* GIVEN REQUEST *
Write out all of the entries that follow, word for word, but skip the pictures.

* PROVIDED MATERIAL *
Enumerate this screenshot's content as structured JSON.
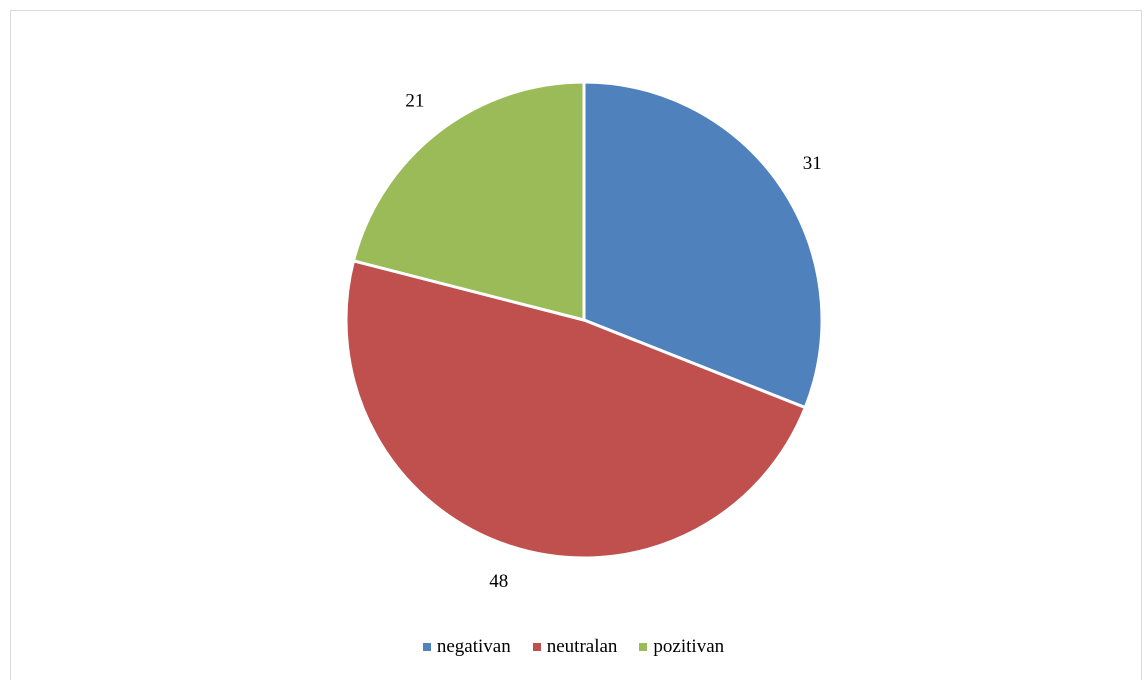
{
  "chart_data": {
    "type": "pie",
    "title": "",
    "categories": [
      "negativan",
      "neutralan",
      "pozitivan"
    ],
    "values": [
      31,
      48,
      21
    ],
    "colors": [
      "#4f81bd",
      "#c0504d",
      "#9bbb59"
    ],
    "start_angle_deg": 0,
    "direction": "clockwise",
    "data_labels": [
      "31",
      "48",
      "21"
    ],
    "legend_position": "bottom"
  }
}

* OUTPUT OF THE EXERCISE *
Enumerate this screenshot's content as structured JSON.
{
  "chart_data": {
    "type": "pie",
    "title": "",
    "categories": [
      "negativan",
      "neutralan",
      "pozitivan"
    ],
    "values": [
      31,
      48,
      21
    ],
    "colors": [
      "#4f81bd",
      "#c0504d",
      "#9bbb59"
    ],
    "start_angle_deg": 0,
    "direction": "clockwise",
    "data_labels": [
      "31",
      "48",
      "21"
    ],
    "legend_position": "bottom"
  }
}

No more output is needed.